● Exercise instructions
Provide the count of lines that hold "peak" and no other output.

[BEGIN]

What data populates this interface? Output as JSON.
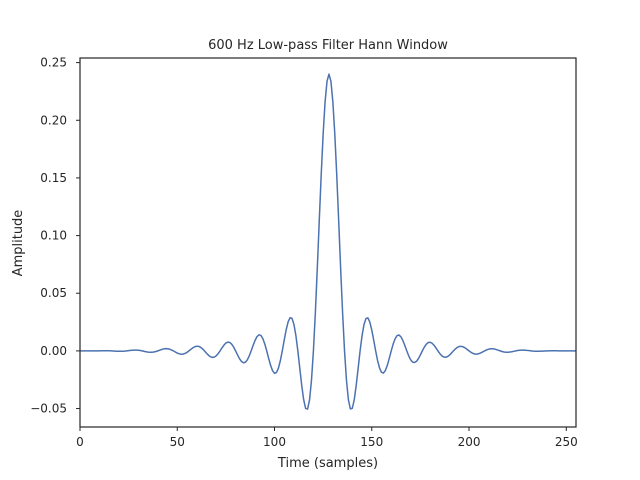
{
  "chart_data": {
    "type": "line",
    "title": "600 Hz Low-pass Filter Hann Window",
    "xlabel": "Time (samples)",
    "ylabel": "Amplitude",
    "xlim": [
      0,
      255
    ],
    "ylim": [
      -0.066,
      0.254
    ],
    "xticks": [
      0,
      50,
      100,
      150,
      200,
      250
    ],
    "xtick_labels": [
      "0",
      "50",
      "100",
      "150",
      "200",
      "250"
    ],
    "yticks": [
      -0.05,
      0.0,
      0.05,
      0.1,
      0.15,
      0.2,
      0.25
    ],
    "ytick_labels": [
      "−0.05",
      "0.00",
      "0.05",
      "0.10",
      "0.15",
      "0.20",
      "0.25"
    ],
    "grid": false,
    "series": [
      {
        "color": "#4c72b0",
        "description": "Windowed-sinc low-pass impulse response, 256 taps, centered at sample 128, peak about 0.24",
        "x_start": 0,
        "x_step": 1,
        "n": 256,
        "center": 128,
        "peak": 0.24,
        "main_lobe_half_width": 8
      }
    ]
  }
}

[END]

● Worked solution
2